Problem to solve> Please copy down, character for character, the lines of the listing starting with the line that contains "red area top edge: [507, 160, 722, 246]" and going on through the line that contains "title shadow: [576, 408, 914, 528]".

Exercise data>
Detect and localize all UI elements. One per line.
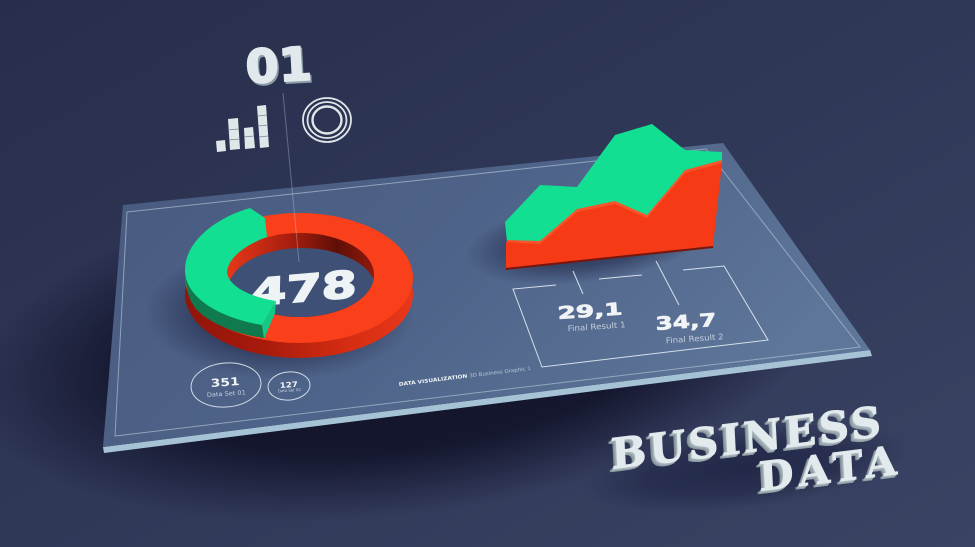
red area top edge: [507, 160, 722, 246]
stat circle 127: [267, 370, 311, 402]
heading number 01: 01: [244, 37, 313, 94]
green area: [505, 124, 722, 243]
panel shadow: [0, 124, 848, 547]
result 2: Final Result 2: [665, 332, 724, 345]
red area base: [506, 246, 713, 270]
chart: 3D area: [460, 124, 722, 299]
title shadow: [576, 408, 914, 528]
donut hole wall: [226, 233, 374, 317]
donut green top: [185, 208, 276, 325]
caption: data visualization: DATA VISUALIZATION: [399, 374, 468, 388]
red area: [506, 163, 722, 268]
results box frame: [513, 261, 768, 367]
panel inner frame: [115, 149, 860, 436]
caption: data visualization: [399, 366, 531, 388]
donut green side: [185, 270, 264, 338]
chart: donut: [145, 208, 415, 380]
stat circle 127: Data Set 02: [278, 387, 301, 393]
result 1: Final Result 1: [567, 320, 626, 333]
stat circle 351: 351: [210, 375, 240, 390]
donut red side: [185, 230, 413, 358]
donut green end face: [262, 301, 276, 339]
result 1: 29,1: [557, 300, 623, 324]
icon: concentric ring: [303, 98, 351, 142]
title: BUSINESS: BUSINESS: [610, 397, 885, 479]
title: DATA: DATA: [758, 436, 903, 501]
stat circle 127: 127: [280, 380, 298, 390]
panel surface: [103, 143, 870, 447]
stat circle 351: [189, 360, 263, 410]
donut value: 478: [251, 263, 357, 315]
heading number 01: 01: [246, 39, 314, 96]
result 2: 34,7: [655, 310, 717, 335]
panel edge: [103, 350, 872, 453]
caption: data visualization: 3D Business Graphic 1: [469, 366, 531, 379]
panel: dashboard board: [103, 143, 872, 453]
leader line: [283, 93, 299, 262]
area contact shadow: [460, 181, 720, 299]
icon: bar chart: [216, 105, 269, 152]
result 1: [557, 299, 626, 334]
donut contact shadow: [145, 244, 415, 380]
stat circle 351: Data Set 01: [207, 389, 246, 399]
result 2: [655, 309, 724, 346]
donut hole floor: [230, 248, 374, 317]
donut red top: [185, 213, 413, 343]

Expected answer>
red area top edge: [507, 160, 722, 246]
stat circle 127: [267, 370, 311, 402]
heading number 01: 01: [244, 37, 313, 94]
green area: [505, 124, 722, 243]
panel shadow: [0, 124, 848, 547]
result 2: Final Result 2: [665, 332, 724, 345]
red area base: [506, 246, 713, 270]
chart: 3D area: [460, 124, 722, 299]
title shadow: [576, 408, 914, 528]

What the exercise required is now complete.